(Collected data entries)
((

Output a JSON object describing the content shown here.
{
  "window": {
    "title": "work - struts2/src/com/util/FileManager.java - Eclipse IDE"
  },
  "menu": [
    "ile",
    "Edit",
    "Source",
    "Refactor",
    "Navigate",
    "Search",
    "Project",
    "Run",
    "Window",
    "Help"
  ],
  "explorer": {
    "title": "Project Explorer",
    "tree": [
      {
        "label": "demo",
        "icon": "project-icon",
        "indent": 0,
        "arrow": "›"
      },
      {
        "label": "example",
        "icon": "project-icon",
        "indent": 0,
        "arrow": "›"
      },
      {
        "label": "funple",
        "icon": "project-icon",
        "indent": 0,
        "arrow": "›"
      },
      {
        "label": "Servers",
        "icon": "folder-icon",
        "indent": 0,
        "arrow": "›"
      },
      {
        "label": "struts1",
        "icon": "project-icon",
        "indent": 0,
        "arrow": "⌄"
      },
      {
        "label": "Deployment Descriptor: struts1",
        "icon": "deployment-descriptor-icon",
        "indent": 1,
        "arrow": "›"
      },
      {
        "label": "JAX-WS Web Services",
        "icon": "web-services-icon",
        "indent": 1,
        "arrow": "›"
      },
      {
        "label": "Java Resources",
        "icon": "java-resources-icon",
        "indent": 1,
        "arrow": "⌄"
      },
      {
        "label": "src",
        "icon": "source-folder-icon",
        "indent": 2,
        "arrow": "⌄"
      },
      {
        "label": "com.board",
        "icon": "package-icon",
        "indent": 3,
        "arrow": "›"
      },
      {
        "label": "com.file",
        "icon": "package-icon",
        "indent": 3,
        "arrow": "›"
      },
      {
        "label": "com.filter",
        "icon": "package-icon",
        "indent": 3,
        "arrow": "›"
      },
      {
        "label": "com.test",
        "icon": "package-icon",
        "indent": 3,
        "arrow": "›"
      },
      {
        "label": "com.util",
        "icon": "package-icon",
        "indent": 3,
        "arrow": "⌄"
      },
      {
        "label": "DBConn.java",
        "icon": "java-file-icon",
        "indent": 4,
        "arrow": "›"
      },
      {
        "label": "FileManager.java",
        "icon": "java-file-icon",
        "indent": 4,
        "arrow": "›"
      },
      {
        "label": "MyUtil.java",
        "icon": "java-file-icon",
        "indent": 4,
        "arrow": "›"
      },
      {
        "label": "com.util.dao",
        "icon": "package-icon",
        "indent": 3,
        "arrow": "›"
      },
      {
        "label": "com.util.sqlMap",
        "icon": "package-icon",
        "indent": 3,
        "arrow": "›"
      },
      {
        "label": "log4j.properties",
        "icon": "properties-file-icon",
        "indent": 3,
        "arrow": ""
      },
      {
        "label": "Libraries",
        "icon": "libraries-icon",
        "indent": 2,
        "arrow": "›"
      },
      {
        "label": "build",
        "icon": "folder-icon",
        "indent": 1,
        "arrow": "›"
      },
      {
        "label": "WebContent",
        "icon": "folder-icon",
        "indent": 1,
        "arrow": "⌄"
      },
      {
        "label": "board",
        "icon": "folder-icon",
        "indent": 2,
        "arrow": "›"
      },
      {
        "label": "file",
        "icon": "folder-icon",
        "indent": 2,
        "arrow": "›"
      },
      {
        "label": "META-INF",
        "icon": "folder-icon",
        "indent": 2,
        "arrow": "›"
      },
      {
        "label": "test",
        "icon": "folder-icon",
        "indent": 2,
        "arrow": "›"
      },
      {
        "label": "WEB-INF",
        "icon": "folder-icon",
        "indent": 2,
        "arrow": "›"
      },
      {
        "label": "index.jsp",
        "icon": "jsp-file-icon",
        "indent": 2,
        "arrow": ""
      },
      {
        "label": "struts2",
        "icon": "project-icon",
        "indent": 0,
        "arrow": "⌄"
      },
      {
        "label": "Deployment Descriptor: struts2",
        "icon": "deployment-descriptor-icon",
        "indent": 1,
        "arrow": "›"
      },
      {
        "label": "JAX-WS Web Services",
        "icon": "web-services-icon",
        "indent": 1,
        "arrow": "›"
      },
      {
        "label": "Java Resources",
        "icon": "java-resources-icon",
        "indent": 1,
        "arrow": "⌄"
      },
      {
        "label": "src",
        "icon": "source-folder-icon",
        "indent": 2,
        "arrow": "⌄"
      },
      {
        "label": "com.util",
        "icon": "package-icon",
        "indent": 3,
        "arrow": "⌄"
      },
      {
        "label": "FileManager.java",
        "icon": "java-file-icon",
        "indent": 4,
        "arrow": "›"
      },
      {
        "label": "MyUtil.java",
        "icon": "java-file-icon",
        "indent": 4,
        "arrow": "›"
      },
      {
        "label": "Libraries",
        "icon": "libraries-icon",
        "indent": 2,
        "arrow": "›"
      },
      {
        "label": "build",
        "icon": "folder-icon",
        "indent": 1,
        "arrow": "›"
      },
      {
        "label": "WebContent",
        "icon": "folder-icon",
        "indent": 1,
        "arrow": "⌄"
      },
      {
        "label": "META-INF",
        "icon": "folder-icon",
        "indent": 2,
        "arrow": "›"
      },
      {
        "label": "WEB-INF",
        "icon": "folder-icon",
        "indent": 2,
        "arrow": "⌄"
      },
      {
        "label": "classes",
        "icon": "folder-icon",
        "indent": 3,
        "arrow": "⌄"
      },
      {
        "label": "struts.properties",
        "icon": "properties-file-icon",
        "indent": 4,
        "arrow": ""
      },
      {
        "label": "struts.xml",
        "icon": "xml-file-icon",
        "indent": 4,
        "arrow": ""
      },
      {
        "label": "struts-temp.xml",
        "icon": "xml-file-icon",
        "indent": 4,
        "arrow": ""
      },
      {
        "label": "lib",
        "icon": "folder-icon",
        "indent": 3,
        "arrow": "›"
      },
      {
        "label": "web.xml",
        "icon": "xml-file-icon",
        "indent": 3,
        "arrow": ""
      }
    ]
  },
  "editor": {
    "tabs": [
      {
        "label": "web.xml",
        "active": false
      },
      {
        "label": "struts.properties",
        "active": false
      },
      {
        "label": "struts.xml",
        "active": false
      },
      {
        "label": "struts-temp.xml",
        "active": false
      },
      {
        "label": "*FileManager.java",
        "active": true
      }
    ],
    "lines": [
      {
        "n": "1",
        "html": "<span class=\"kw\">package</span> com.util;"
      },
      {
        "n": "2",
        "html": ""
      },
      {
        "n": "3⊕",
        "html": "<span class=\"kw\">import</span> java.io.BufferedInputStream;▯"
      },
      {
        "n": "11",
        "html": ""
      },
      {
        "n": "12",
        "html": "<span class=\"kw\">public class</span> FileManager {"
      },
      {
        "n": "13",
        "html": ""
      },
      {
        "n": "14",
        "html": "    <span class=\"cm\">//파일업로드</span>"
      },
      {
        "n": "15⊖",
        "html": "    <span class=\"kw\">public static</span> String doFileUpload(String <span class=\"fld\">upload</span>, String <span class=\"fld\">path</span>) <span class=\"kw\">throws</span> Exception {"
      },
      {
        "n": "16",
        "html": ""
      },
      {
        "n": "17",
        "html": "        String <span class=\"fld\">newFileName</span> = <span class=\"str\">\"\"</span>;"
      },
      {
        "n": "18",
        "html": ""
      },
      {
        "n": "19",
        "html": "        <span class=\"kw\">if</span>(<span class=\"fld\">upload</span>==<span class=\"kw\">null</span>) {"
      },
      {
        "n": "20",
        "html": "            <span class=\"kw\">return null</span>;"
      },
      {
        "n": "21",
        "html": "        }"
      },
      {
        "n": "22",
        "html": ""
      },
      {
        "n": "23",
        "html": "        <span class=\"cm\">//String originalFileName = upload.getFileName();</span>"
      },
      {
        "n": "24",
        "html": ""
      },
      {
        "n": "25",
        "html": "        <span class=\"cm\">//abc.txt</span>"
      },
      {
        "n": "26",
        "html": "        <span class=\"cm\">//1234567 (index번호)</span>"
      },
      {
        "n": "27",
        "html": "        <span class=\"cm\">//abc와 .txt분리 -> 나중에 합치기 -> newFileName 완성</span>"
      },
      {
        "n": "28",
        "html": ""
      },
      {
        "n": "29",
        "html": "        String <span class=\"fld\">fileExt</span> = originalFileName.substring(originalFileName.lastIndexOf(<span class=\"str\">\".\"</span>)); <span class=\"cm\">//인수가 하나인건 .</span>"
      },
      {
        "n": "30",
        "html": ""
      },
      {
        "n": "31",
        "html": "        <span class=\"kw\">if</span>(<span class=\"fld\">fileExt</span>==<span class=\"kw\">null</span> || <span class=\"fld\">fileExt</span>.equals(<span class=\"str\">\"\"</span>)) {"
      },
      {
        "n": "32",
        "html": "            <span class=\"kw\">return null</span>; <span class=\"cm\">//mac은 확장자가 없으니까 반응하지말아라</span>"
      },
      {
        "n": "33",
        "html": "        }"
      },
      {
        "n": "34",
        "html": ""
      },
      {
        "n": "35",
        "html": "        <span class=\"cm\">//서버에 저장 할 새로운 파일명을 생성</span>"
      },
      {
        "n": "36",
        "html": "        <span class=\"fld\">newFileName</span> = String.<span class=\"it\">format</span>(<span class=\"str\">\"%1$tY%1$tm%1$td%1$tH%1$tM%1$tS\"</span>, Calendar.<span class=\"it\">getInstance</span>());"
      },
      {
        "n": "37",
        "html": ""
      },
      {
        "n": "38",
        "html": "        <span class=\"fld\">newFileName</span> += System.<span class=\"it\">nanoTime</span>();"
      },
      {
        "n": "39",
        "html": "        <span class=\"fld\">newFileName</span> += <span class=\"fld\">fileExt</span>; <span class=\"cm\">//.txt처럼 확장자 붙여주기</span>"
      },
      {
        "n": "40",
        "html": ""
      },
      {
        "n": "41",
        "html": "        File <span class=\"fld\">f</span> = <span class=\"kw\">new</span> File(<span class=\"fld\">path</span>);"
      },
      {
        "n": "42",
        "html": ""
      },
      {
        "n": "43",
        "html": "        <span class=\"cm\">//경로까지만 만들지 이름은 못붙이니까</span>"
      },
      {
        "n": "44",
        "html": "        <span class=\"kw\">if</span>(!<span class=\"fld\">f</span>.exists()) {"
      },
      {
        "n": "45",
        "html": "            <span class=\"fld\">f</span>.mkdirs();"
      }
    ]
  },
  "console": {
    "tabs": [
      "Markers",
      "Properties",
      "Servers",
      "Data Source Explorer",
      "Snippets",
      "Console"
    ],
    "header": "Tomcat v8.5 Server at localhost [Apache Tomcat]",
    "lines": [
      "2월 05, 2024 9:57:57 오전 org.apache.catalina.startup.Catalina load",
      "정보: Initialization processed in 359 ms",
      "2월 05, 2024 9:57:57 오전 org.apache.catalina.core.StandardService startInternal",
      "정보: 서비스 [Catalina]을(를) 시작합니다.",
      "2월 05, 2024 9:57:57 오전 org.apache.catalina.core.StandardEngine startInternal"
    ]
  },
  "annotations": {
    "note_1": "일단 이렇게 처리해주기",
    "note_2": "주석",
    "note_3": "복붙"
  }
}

))

*REQUIRED WORK*. Copy out all lines where the word "core" appears.

*ANSWER TO THIS PROBLEM*.
      "2월 05, 2024 9:57:57 오전 org.apache.catalina.core.StandardService startInternal",
      "2월 05, 2024 9:57:57 오전 org.apache.catalina.core.StandardEngine startInternal"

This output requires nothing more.